— START OF SUPPLIED RECORDS —
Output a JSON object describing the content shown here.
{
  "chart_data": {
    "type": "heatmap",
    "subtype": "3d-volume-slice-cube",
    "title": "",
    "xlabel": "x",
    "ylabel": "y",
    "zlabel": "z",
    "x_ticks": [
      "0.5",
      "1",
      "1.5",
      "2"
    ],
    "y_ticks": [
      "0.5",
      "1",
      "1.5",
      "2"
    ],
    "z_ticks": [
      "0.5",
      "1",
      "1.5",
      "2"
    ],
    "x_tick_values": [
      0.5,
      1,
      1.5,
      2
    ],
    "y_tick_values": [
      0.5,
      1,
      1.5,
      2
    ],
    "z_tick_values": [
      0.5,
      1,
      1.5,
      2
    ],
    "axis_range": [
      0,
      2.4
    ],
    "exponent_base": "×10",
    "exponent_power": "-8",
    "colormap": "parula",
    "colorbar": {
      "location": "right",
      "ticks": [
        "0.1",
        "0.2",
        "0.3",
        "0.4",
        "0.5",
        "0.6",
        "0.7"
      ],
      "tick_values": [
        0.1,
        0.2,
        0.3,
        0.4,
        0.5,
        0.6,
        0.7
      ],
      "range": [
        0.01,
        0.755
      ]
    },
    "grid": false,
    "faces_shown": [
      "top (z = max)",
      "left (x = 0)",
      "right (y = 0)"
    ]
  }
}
— END OF SUPPLIED RECORDS —
EXERCISE BRIEF
Return all of the entries exactly as they were supplied.

EXERCISE RESULT
Output a JSON object describing the content shown here.
{
  "chart_data": {
    "type": "heatmap",
    "subtype": "3d-volume-slice-cube",
    "title": "",
    "xlabel": "x",
    "ylabel": "y",
    "zlabel": "z",
    "x_ticks": [
      "0.5",
      "1",
      "1.5",
      "2"
    ],
    "y_ticks": [
      "0.5",
      "1",
      "1.5",
      "2"
    ],
    "z_ticks": [
      "0.5",
      "1",
      "1.5",
      "2"
    ],
    "x_tick_values": [
      0.5,
      1,
      1.5,
      2
    ],
    "y_tick_values": [
      0.5,
      1,
      1.5,
      2
    ],
    "z_tick_values": [
      0.5,
      1,
      1.5,
      2
    ],
    "axis_range": [
      0,
      2.4
    ],
    "exponent_base": "×10",
    "exponent_power": "-8",
    "colormap": "parula",
    "colorbar": {
      "location": "right",
      "ticks": [
        "0.1",
        "0.2",
        "0.3",
        "0.4",
        "0.5",
        "0.6",
        "0.7"
      ],
      "tick_values": [
        0.1,
        0.2,
        0.3,
        0.4,
        0.5,
        0.6,
        0.7
      ],
      "range": [
        0.01,
        0.755
      ]
    },
    "grid": false,
    "faces_shown": [
      "top (z = max)",
      "left (x = 0)",
      "right (y = 0)"
    ]
  }
}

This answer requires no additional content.